What you need to do:
Repeat every record below exactly, leaving out the pictures.

Items from a dataset
# # #

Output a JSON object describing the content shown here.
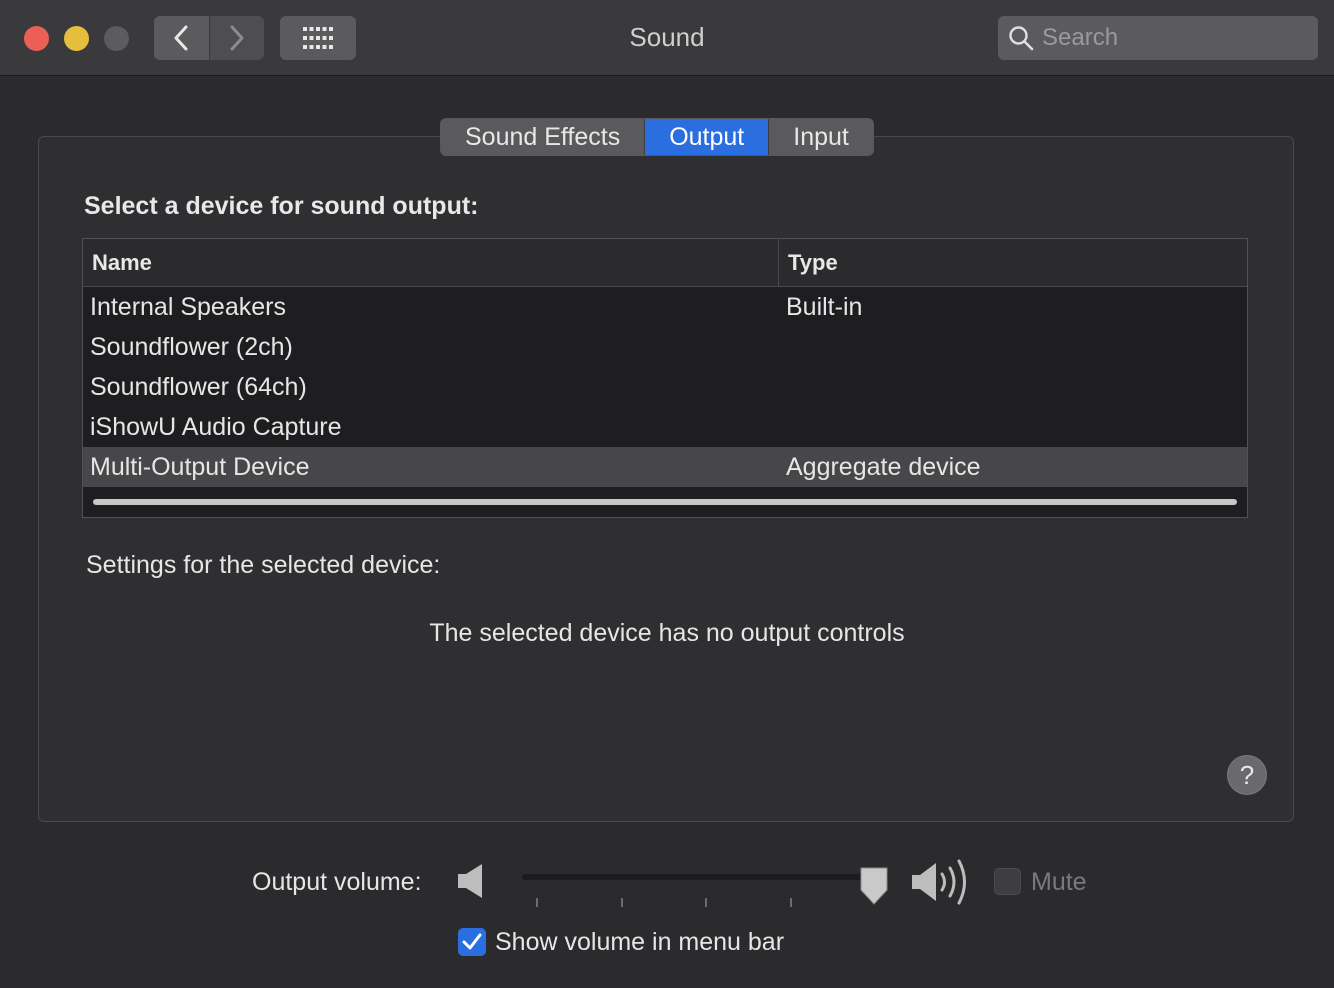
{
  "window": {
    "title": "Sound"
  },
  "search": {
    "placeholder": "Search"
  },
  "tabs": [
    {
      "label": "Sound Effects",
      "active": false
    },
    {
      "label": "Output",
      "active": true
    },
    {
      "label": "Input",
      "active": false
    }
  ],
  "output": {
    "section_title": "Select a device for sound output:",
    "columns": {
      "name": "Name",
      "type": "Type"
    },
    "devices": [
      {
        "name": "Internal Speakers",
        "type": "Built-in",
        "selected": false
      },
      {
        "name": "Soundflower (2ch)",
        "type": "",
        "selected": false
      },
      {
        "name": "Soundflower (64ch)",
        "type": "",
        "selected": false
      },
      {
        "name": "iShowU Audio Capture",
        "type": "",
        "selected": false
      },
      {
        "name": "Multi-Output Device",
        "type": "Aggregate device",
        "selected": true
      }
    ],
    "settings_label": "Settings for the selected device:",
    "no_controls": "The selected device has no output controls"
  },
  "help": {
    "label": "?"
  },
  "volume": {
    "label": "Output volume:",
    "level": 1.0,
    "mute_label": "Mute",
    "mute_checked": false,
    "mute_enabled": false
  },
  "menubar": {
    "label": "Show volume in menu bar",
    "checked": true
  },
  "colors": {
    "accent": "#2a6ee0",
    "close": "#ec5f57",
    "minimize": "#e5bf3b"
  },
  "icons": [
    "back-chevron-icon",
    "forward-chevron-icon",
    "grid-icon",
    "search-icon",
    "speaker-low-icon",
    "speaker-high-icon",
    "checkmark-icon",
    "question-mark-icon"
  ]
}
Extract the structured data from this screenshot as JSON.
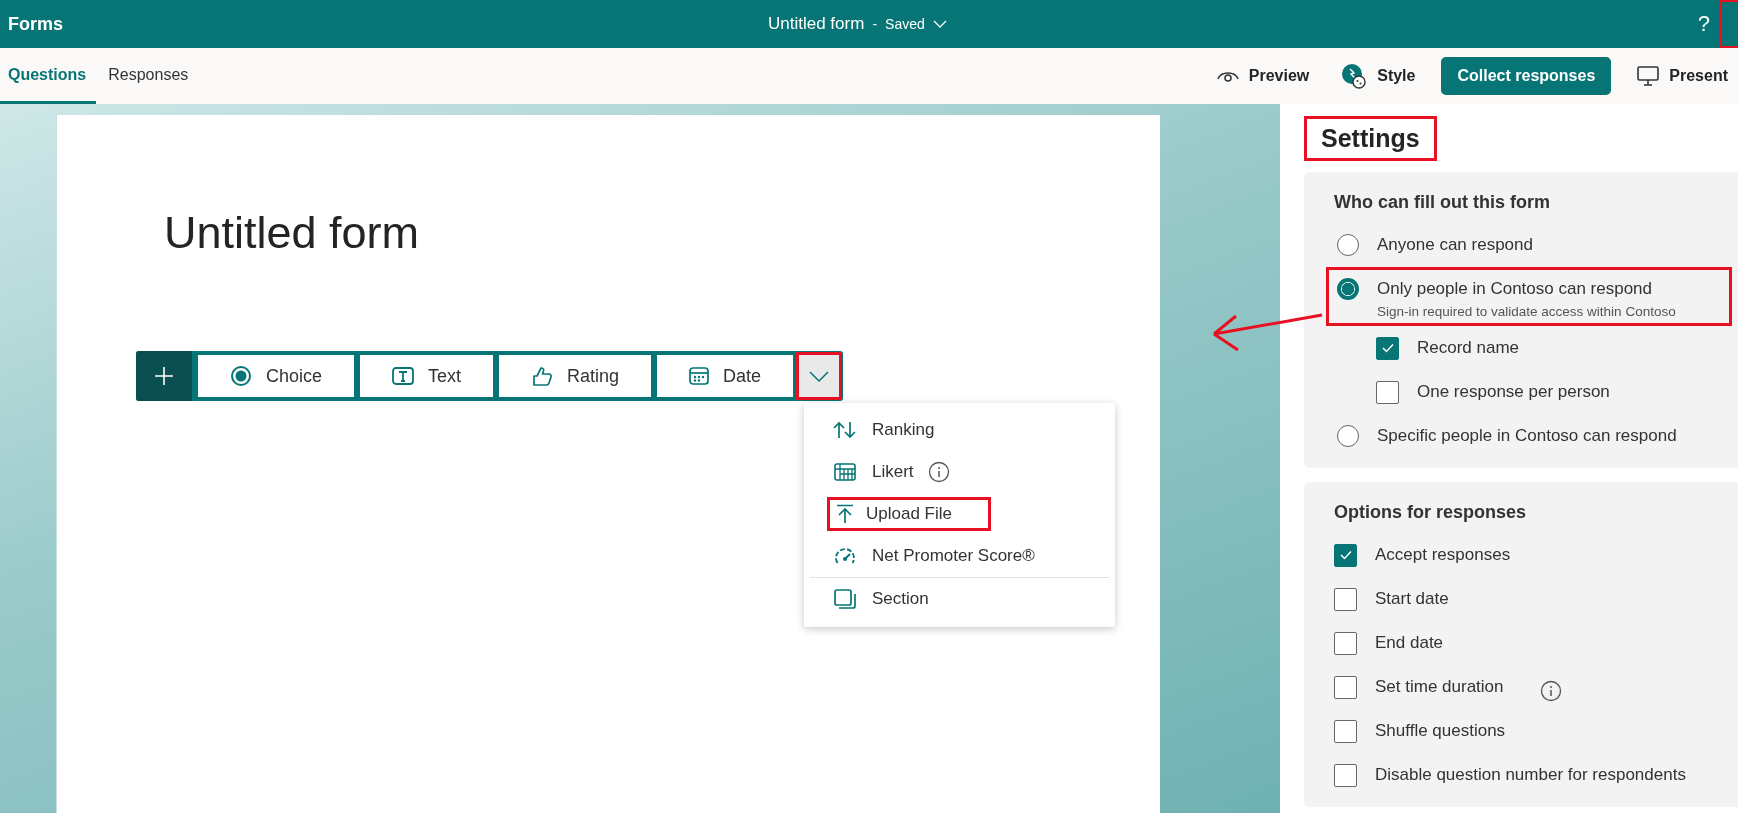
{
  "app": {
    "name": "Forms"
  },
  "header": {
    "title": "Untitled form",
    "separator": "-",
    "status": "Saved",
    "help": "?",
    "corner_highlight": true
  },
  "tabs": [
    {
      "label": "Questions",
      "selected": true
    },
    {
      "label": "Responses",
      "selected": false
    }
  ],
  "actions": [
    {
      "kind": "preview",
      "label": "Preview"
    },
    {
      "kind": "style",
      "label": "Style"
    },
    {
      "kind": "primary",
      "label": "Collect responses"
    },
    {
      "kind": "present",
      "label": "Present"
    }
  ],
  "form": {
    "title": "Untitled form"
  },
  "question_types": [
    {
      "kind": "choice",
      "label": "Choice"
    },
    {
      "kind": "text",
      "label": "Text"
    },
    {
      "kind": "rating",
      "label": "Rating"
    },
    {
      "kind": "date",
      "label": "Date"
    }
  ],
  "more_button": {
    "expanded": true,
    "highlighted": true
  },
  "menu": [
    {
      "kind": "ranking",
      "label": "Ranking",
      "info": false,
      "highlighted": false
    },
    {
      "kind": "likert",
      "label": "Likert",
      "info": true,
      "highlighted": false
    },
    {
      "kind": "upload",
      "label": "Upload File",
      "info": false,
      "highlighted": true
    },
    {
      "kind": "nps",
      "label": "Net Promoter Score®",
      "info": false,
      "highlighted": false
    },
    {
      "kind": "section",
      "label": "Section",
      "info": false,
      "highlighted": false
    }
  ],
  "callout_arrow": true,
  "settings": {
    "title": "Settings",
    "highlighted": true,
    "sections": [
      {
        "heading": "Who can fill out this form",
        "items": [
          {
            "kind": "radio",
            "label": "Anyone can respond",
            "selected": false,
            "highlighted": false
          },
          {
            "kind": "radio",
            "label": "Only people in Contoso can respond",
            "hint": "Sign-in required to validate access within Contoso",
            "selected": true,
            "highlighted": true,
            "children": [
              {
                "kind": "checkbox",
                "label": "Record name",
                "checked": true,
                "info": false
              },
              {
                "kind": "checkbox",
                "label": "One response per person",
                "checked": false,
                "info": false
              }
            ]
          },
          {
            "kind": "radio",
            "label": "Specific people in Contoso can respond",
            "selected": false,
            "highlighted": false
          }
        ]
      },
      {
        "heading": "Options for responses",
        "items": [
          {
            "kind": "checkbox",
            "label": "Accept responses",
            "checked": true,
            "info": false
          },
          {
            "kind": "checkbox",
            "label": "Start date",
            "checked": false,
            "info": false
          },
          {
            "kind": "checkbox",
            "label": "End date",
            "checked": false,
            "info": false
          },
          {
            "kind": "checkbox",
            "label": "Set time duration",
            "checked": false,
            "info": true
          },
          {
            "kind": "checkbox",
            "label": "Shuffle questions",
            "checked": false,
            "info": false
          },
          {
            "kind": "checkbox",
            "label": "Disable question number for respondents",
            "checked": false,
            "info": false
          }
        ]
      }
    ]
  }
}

# # #

Output below:
Output a JSON object describing the content shown here.
{
  "window": {
    "title": "Sound"
  },
  "search": {
    "placeholder": "Search"
  },
  "tabs": [
    {
      "label": "Sound Effects",
      "active": false
    },
    {
      "label": "Output",
      "active": true
    },
    {
      "label": "Input",
      "active": false
    }
  ],
  "output": {
    "section_title": "Select a device for sound output:",
    "columns": {
      "name": "Name",
      "type": "Type"
    },
    "devices": [
      {
        "name": "Internal Speakers",
        "type": "Built-in",
        "selected": false
      },
      {
        "name": "Soundflower (2ch)",
        "type": "",
        "selected": false
      },
      {
        "name": "Soundflower (64ch)",
        "type": "",
        "selected": false
      },
      {
        "name": "iShowU Audio Capture",
        "type": "",
        "selected": false
      },
      {
        "name": "Multi-Output Device",
        "type": "Aggregate device",
        "selected": true
      }
    ],
    "settings_label": "Settings for the selected device:",
    "no_controls": "The selected device has no output controls"
  },
  "help": {
    "label": "?"
  },
  "volume": {
    "label": "Output volume:",
    "level": 1.0,
    "mute_label": "Mute",
    "mute_checked": false,
    "mute_enabled": false
  },
  "menubar": {
    "label": "Show volume in menu bar",
    "checked": true
  },
  "colors": {
    "accent": "#2a6ee0",
    "close": "#ec5f57",
    "minimize": "#e5bf3b"
  },
  "icons": [
    "back-chevron-icon",
    "forward-chevron-icon",
    "grid-icon",
    "search-icon",
    "speaker-low-icon",
    "speaker-high-icon",
    "checkmark-icon",
    "question-mark-icon"
  ]
}
Extract the structured data from this screenshot as JSON.
{
  "app": {
    "name": "Forms"
  },
  "header": {
    "title": "Untitled form",
    "separator": "-",
    "status": "Saved",
    "help": "?",
    "corner_highlight": true
  },
  "tabs": [
    {
      "label": "Questions",
      "selected": true
    },
    {
      "label": "Responses",
      "selected": false
    }
  ],
  "actions": [
    {
      "kind": "preview",
      "label": "Preview"
    },
    {
      "kind": "style",
      "label": "Style"
    },
    {
      "kind": "primary",
      "label": "Collect responses"
    },
    {
      "kind": "present",
      "label": "Present"
    }
  ],
  "form": {
    "title": "Untitled form"
  },
  "question_types": [
    {
      "kind": "choice",
      "label": "Choice"
    },
    {
      "kind": "text",
      "label": "Text"
    },
    {
      "kind": "rating",
      "label": "Rating"
    },
    {
      "kind": "date",
      "label": "Date"
    }
  ],
  "more_button": {
    "expanded": true,
    "highlighted": true
  },
  "menu": [
    {
      "kind": "ranking",
      "label": "Ranking",
      "info": false,
      "highlighted": false
    },
    {
      "kind": "likert",
      "label": "Likert",
      "info": true,
      "highlighted": false
    },
    {
      "kind": "upload",
      "label": "Upload File",
      "info": false,
      "highlighted": true
    },
    {
      "kind": "nps",
      "label": "Net Promoter Score®",
      "info": false,
      "highlighted": false
    },
    {
      "kind": "section",
      "label": "Section",
      "info": false,
      "highlighted": false
    }
  ],
  "callout_arrow": true,
  "settings": {
    "title": "Settings",
    "highlighted": true,
    "sections": [
      {
        "heading": "Who can fill out this form",
        "items": [
          {
            "kind": "radio",
            "label": "Anyone can respond",
            "selected": false,
            "highlighted": false
          },
          {
            "kind": "radio",
            "label": "Only people in Contoso can respond",
            "hint": "Sign-in required to validate access within Contoso",
            "selected": true,
            "highlighted": true,
            "children": [
              {
                "kind": "checkbox",
                "label": "Record name",
                "checked": true,
                "info": false
              },
              {
                "kind": "checkbox",
                "label": "One response per person",
                "checked": false,
                "info": false
              }
            ]
          },
          {
            "kind": "radio",
            "label": "Specific people in Contoso can respond",
            "selected": false,
            "highlighted": false
          }
        ]
      },
      {
        "heading": "Options for responses",
        "items": [
          {
            "kind": "checkbox",
            "label": "Accept responses",
            "checked": true,
            "info": false
          },
          {
            "kind": "checkbox",
            "label": "Start date",
            "checked": false,
            "info": false
          },
          {
            "kind": "checkbox",
            "label": "End date",
            "checked": false,
            "info": false
          },
          {
            "kind": "checkbox",
            "label": "Set time duration",
            "checked": false,
            "info": true
          },
          {
            "kind": "checkbox",
            "label": "Shuffle questions",
            "checked": false,
            "info": false
          },
          {
            "kind": "checkbox",
            "label": "Disable question number for respondents",
            "checked": false,
            "info": false
          }
        ]
      }
    ]
  }
}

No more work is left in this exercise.